Extract the complete listing and repeat it word for word.
#### Given data
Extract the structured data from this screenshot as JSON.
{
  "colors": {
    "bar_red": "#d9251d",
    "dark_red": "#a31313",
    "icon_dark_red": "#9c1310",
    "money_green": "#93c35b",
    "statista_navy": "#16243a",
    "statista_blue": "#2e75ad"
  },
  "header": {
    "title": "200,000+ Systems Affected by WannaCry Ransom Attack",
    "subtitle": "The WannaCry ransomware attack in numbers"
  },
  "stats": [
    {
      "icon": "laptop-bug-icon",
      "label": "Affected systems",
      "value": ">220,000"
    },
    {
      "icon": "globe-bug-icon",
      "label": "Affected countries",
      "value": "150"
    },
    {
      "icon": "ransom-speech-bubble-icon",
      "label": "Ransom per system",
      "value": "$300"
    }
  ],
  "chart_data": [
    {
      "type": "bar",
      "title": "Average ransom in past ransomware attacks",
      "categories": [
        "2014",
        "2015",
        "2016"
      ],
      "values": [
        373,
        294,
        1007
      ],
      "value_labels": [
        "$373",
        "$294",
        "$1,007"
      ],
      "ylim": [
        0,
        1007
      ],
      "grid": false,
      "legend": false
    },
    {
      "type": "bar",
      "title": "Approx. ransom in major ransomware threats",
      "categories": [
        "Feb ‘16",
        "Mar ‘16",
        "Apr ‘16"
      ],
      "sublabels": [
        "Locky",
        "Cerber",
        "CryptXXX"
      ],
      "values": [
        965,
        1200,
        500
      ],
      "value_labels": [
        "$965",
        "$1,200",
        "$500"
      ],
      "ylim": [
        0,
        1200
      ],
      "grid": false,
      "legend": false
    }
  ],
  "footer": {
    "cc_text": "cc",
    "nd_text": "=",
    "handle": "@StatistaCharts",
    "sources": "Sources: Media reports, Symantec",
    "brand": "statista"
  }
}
########
• Solution
Extract the structured data from this screenshot as JSON.
{
  "colors": {
    "bar_red": "#d9251d",
    "dark_red": "#a31313",
    "icon_dark_red": "#9c1310",
    "money_green": "#93c35b",
    "statista_navy": "#16243a",
    "statista_blue": "#2e75ad"
  },
  "header": {
    "title": "200,000+ Systems Affected by WannaCry Ransom Attack",
    "subtitle": "The WannaCry ransomware attack in numbers"
  },
  "stats": [
    {
      "icon": "laptop-bug-icon",
      "label": "Affected systems",
      "value": ">220,000"
    },
    {
      "icon": "globe-bug-icon",
      "label": "Affected countries",
      "value": "150"
    },
    {
      "icon": "ransom-speech-bubble-icon",
      "label": "Ransom per system",
      "value": "$300"
    }
  ],
  "chart_data": [
    {
      "type": "bar",
      "title": "Average ransom in past ransomware attacks",
      "categories": [
        "2014",
        "2015",
        "2016"
      ],
      "values": [
        373,
        294,
        1007
      ],
      "value_labels": [
        "$373",
        "$294",
        "$1,007"
      ],
      "ylim": [
        0,
        1007
      ],
      "grid": false,
      "legend": false
    },
    {
      "type": "bar",
      "title": "Approx. ransom in major ransomware threats",
      "categories": [
        "Feb ‘16",
        "Mar ‘16",
        "Apr ‘16"
      ],
      "sublabels": [
        "Locky",
        "Cerber",
        "CryptXXX"
      ],
      "values": [
        965,
        1200,
        500
      ],
      "value_labels": [
        "$965",
        "$1,200",
        "$500"
      ],
      "ylim": [
        0,
        1200
      ],
      "grid": false,
      "legend": false
    }
  ],
  "footer": {
    "cc_text": "cc",
    "nd_text": "=",
    "handle": "@StatistaCharts",
    "sources": "Sources: Media reports, Symantec",
    "brand": "statista"
  }
}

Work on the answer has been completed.